■ What is being asked ■
Repeat the lines word for word, beginning at the line containing "List all visible" and stopping after the line containing "flux-spike [520,510,524,622]". Leave the pictures out of your answer.

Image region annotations
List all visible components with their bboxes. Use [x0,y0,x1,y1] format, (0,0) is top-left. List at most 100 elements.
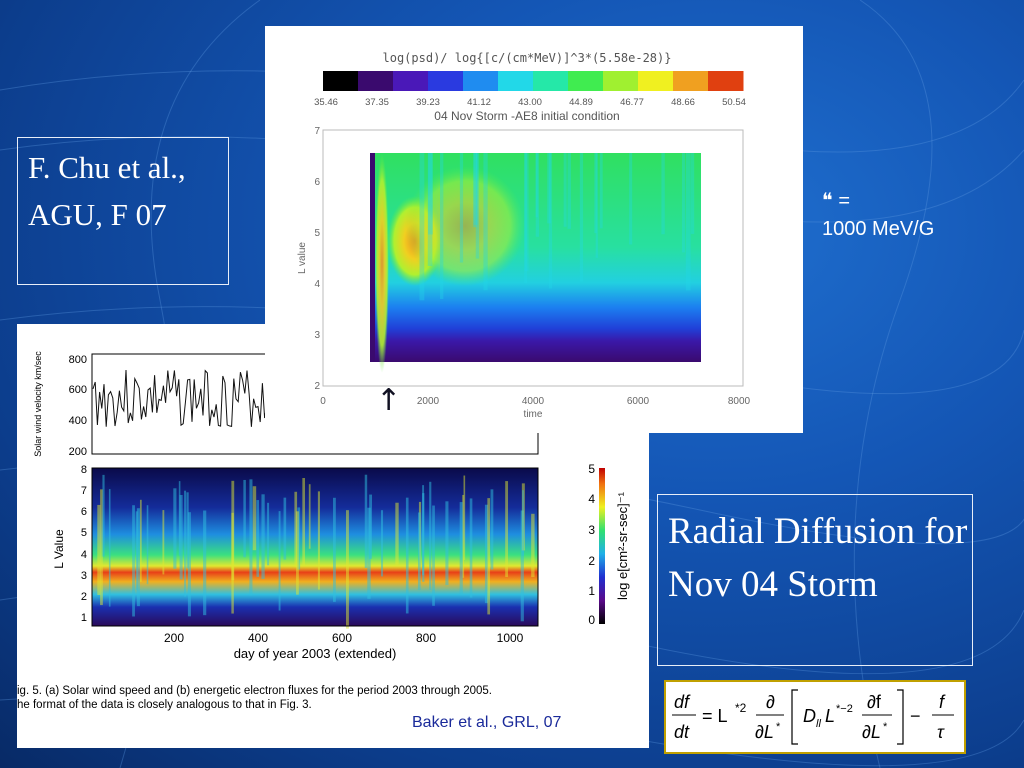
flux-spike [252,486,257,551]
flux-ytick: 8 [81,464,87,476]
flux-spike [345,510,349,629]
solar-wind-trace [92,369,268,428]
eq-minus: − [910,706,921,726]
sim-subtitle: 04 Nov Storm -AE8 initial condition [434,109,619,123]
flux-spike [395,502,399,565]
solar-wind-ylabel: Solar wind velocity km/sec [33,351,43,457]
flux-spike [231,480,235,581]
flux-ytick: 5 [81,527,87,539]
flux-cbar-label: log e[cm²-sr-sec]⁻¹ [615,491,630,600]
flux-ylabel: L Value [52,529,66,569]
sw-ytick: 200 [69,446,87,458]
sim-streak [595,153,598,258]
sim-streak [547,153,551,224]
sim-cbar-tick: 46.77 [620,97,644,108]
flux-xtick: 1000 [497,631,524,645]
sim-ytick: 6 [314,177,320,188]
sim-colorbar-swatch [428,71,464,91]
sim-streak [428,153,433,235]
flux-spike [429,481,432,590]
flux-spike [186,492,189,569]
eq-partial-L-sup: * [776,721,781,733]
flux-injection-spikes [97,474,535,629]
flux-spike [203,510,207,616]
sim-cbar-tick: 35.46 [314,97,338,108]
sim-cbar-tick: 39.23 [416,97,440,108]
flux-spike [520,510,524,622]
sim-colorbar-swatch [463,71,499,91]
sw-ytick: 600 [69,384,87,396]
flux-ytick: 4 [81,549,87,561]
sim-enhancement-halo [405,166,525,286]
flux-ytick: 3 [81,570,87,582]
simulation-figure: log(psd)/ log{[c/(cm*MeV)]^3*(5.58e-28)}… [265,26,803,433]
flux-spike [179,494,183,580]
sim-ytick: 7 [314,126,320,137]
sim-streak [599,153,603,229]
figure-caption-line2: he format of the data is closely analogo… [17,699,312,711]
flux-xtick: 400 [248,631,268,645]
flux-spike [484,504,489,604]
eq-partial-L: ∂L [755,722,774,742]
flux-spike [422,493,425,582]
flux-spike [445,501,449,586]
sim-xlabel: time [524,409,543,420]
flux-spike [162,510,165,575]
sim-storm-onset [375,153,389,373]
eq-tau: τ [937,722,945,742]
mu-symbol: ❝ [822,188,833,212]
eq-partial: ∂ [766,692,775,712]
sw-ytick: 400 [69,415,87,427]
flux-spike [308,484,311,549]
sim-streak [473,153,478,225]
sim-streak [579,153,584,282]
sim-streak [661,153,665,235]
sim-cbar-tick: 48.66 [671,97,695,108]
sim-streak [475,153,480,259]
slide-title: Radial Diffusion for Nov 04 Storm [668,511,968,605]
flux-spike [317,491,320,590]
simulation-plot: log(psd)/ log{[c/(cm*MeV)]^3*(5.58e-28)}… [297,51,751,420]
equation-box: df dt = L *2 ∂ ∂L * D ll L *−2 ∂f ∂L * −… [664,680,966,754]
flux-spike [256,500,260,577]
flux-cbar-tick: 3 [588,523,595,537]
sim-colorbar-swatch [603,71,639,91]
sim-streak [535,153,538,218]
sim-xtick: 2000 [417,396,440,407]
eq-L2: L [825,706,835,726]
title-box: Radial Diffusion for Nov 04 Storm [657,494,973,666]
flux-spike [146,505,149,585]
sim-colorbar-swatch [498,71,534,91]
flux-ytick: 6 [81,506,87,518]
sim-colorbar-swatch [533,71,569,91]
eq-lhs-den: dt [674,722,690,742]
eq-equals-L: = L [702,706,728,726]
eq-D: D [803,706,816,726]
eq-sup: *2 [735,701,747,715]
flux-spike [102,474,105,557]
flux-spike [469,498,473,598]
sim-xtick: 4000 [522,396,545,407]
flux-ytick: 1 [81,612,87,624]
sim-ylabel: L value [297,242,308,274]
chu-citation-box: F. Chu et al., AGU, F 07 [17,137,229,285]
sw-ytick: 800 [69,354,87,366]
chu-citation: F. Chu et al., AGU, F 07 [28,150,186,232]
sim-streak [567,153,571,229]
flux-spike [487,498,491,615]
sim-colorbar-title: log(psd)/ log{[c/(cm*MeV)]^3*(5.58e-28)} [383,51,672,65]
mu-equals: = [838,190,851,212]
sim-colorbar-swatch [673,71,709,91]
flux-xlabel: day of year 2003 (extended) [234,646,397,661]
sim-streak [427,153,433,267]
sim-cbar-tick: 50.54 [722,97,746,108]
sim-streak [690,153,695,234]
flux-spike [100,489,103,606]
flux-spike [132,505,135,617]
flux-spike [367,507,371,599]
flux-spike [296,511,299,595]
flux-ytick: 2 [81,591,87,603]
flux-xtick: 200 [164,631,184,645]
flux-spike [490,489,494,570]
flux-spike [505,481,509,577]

...

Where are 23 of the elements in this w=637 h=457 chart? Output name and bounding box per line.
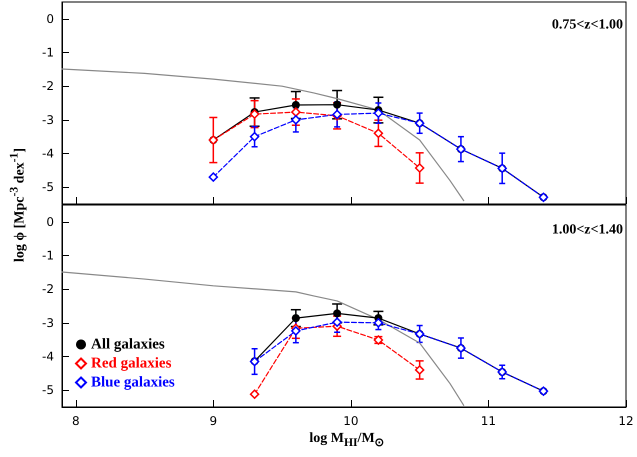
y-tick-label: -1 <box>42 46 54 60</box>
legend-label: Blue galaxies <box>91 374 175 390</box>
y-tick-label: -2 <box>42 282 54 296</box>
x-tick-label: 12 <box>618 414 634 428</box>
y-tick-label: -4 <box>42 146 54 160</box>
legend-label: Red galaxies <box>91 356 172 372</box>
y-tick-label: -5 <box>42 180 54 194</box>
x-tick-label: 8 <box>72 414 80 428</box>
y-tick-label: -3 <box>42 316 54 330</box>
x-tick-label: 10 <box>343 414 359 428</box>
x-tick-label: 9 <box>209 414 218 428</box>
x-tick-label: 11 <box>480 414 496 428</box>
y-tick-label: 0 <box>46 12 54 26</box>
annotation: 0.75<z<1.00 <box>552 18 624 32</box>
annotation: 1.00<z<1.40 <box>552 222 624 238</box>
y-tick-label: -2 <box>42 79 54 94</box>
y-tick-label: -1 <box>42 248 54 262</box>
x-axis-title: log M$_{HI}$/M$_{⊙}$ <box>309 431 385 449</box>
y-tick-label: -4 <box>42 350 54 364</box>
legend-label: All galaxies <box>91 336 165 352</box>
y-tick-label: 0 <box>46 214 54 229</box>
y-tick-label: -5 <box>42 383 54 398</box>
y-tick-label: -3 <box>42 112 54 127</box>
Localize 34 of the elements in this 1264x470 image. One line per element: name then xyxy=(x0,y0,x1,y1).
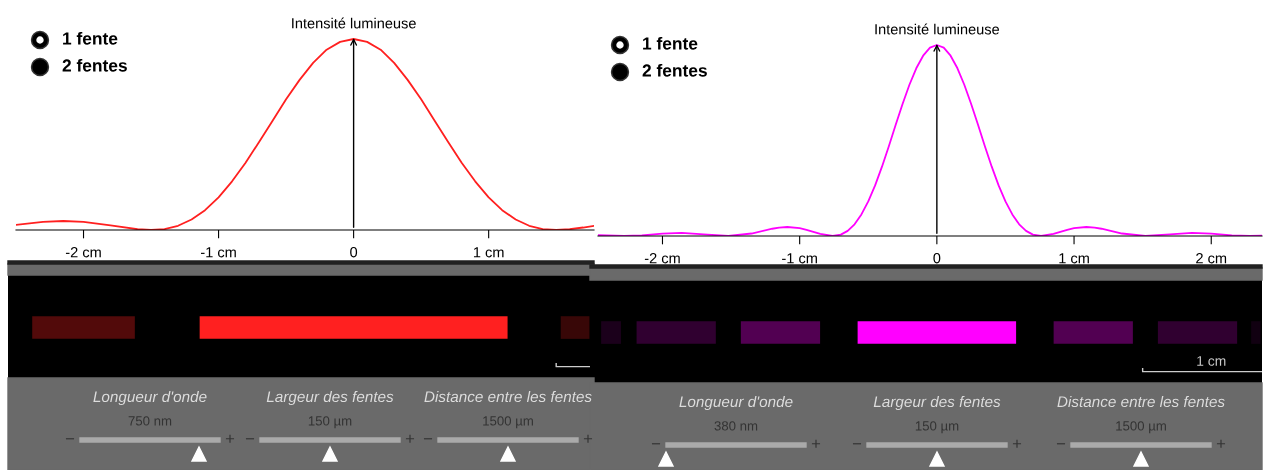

■ Written answer ■
List all visible components with their bboxes. Use [x0,y0,x1,y1] format, (0,0) is top-left. List at most 100 elements.
flux-spike [252,486,257,551]
flux-ytick: 8 [81,464,87,476]
flux-spike [345,510,349,629]
solar-wind-trace [92,369,268,428]
eq-minus: − [910,706,921,726]
sim-subtitle: 04 Nov Storm -AE8 initial condition [434,109,619,123]
flux-spike [395,502,399,565]
solar-wind-ylabel: Solar wind velocity km/sec [33,351,43,457]
flux-spike [231,480,235,581]
flux-ytick: 5 [81,527,87,539]
flux-cbar-label: log e[cm²-sr-sec]⁻¹ [615,491,630,600]
flux-ylabel: L Value [52,529,66,569]
sw-ytick: 200 [69,446,87,458]
sim-streak [595,153,598,258]
sim-streak [547,153,551,224]
sim-cbar-tick: 46.77 [620,97,644,108]
flux-xtick: 1000 [497,631,524,645]
sim-ytick: 6 [314,177,320,188]
sim-colorbar-swatch [428,71,464,91]
sim-streak [428,153,433,235]
flux-spike [429,481,432,590]
flux-spike [186,492,189,569]
eq-partial-L-sup: * [776,721,781,733]
flux-injection-spikes [97,474,535,629]
flux-spike [203,510,207,616]
sim-cbar-tick: 35.46 [314,97,338,108]
sim-cbar-tick: 39.23 [416,97,440,108]
flux-spike [520,510,524,622]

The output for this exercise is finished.